Instruções do exercício: Reproduza sem alterações o trecho do texto sobre Praga que começa em "Francisco Souto Neto na casa" e termina em "aos mais insensíveis.".

Documento de origem:
※

PRAGA, CAPITAL DA REPÚBLICA TCHECA por FRANCISCO SOUTO NETO para o PORTAL IZA ZILLI.


Francisco Souto Neto na casa de Franz Kafka em Praga.

PORTAL IZA ZILLI

Iza Zilli

Comendador Francisco Souto Neto

Praga, capital da República Tcheca

Francisco Souto Neto 

Com cerca de um milhão de habitantes, Praga (Praha) é a capital da República Tcheca, país formado em 1993, da divisão da antiga Tchecoslováquia. Fica na Boêmia e é, talvez, a mais bela das capitais europeias, com uma riquíssima arquitetura que impressiona até aos mais insensíveis.

Há mil anos, Praga já era uma cidade próspera. Durante a Idade Média, desfrutou de uma época de ouro, tendo se tornado grandiosa e maior do que Londres e Paris. Sob o reinado de Carlos IV (1347-1378) foi fundada a Universidade de Praga, a primeira da Europa. No século XVIII construíram-se magníficos palácios e igrejas barrocas. Com a Segunda Guerra Mundial veio a ocupação nazista; em seguida, o comunismo cerceou sua liberdade durante 40 anos. Só após a Revolução de Veludo, em 1989, Praga pôde renascer para o mundo em todo seu esplendor.


FOTO 1 - Rubens Faria Gonçalves entrando na Charles Bridge.


FOTO 2 - Francisco Souto Neto na Praça Staromestské, ao lado do Relógio Astronômico de 1338. Ao fundo, a Igreja de Týn.

※

Itens armazenados

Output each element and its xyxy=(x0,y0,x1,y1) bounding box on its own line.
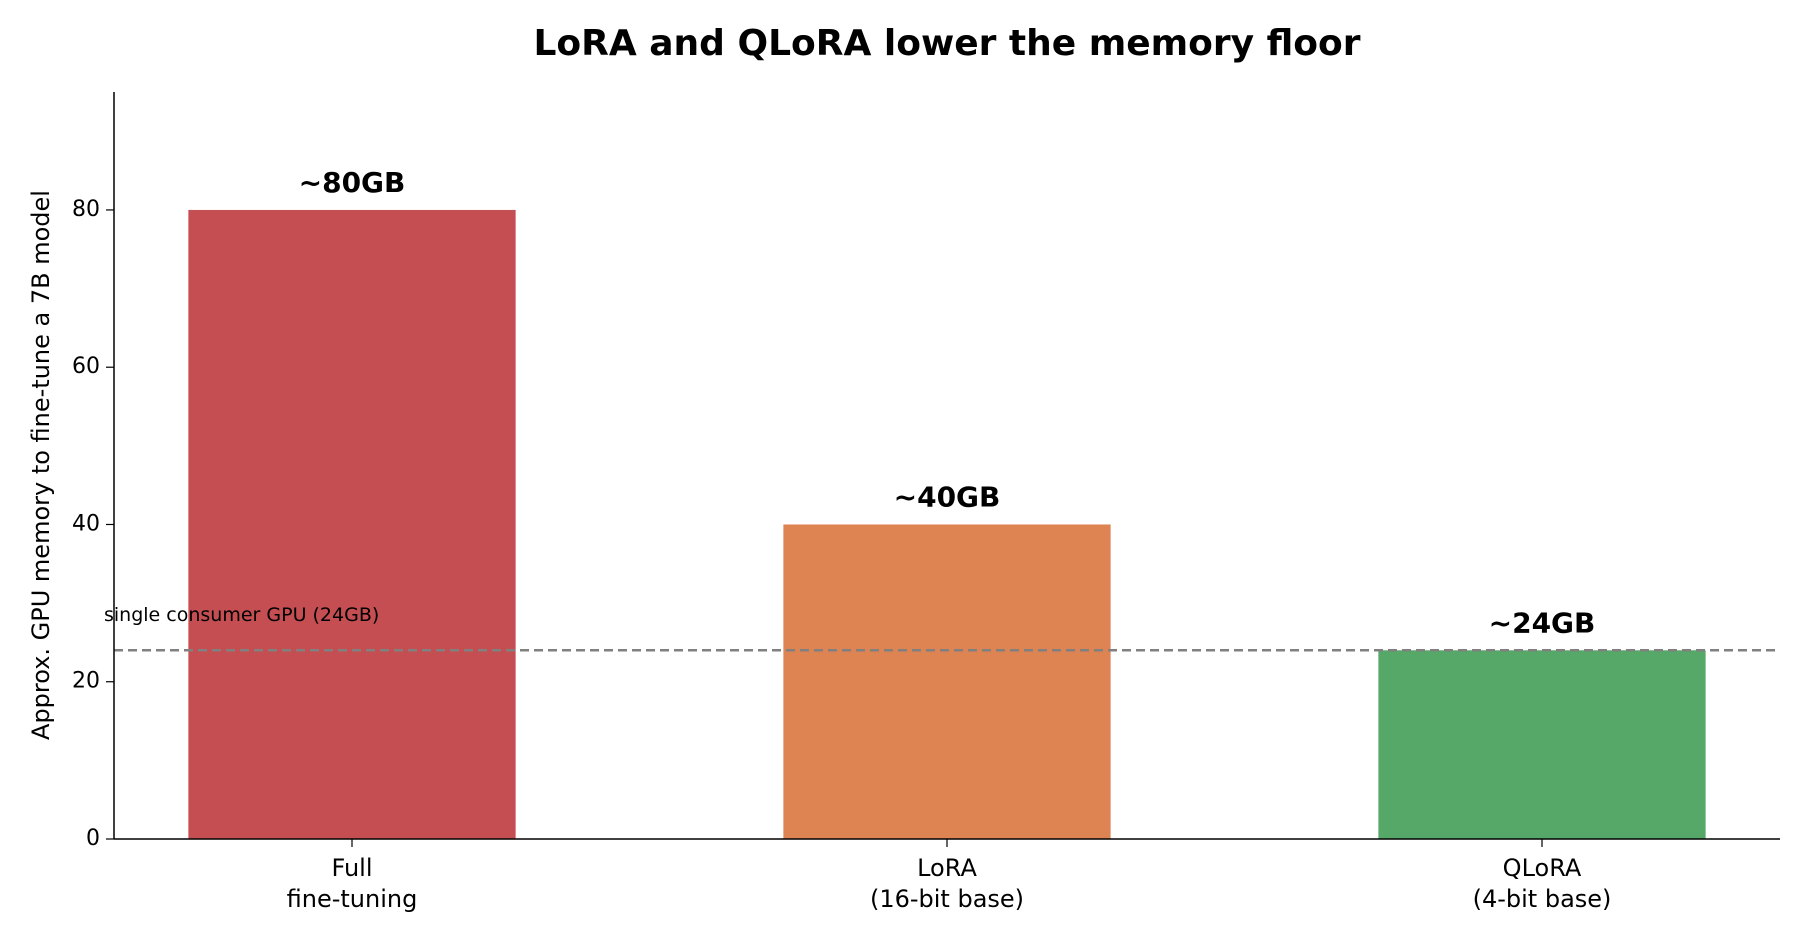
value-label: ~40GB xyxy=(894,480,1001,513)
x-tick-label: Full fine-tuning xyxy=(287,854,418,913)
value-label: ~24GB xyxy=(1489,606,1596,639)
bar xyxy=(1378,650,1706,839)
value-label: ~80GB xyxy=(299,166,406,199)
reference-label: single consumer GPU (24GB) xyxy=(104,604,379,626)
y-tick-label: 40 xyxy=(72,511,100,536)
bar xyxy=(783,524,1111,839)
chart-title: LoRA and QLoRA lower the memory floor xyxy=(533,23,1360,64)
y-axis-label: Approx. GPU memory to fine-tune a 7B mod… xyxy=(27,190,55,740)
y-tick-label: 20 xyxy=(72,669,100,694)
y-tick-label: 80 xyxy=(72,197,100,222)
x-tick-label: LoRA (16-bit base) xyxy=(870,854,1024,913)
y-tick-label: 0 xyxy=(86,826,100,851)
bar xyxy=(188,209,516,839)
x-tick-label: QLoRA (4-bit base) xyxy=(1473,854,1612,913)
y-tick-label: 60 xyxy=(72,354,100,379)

※

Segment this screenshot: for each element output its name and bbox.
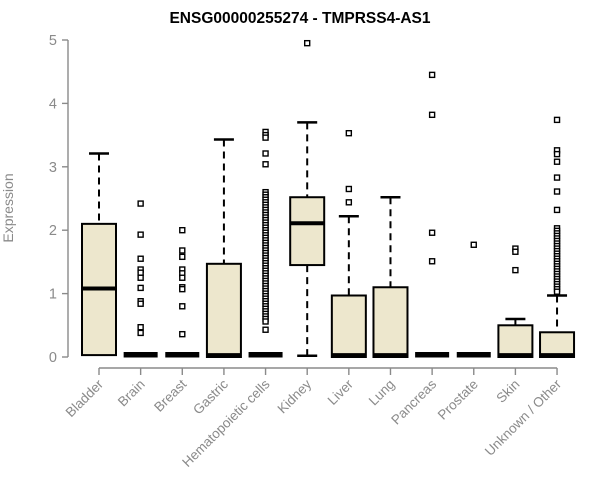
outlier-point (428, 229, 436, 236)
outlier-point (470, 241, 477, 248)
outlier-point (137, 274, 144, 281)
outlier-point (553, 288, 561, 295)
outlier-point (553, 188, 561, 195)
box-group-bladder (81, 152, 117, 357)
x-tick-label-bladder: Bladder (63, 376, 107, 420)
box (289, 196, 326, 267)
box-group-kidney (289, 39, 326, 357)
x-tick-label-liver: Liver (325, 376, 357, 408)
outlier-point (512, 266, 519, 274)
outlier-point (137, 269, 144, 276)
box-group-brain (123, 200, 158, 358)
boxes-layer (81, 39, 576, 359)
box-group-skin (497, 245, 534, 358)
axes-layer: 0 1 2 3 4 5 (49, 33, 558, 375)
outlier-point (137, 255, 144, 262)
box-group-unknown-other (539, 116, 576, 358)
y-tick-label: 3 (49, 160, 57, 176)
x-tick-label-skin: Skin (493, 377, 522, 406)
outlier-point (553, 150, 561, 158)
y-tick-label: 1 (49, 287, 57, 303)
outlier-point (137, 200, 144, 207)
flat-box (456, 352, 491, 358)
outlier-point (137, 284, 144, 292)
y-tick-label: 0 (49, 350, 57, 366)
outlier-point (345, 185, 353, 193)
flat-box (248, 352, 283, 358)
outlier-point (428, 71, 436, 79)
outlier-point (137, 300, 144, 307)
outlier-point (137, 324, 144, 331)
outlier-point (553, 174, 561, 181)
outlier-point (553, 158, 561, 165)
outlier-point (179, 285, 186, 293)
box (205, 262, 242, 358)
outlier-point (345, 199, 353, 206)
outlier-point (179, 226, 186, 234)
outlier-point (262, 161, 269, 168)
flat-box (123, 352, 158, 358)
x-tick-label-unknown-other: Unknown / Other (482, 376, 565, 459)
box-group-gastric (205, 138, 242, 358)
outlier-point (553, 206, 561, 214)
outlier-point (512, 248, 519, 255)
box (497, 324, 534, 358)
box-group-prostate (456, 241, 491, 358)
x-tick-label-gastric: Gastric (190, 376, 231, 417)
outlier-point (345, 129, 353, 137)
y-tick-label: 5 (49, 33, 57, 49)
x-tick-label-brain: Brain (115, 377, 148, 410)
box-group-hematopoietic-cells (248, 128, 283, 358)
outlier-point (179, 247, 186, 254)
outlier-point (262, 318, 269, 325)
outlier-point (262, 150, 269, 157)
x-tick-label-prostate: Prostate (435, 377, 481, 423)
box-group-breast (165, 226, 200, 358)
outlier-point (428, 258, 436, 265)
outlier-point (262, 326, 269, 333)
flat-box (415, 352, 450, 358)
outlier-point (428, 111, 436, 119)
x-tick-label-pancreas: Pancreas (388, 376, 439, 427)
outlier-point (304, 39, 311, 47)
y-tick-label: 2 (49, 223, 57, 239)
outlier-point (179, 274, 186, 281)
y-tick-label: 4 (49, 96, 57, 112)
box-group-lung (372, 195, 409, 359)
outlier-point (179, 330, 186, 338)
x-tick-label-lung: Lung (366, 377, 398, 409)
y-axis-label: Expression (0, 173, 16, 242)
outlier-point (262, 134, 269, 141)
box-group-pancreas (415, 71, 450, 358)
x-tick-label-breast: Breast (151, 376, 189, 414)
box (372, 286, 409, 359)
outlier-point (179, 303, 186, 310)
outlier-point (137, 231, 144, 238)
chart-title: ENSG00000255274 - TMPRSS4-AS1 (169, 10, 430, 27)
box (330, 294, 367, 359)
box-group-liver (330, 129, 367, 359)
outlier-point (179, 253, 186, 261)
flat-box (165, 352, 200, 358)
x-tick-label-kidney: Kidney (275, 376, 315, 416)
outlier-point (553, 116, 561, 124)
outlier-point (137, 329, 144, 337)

※

Resultado da tarefa:
Francisco Souto Neto na casa de Franz Kafka em Praga.

PORTAL IZA ZILLI

Iza Zilli

Comendador Francisco Souto Neto

Praga, capital da República Tcheca

Francisco Souto Neto 

Com cerca de um milhão de habitantes, Praga (Praha) é a capital da República Tcheca, país formado em 1993, da divisão da antiga Tchecoslováquia. Fica na Boêmia e é, talvez, a mais bela das capitais europeias, com uma riquíssima arquitetura que impressiona até aos mais insensíveis.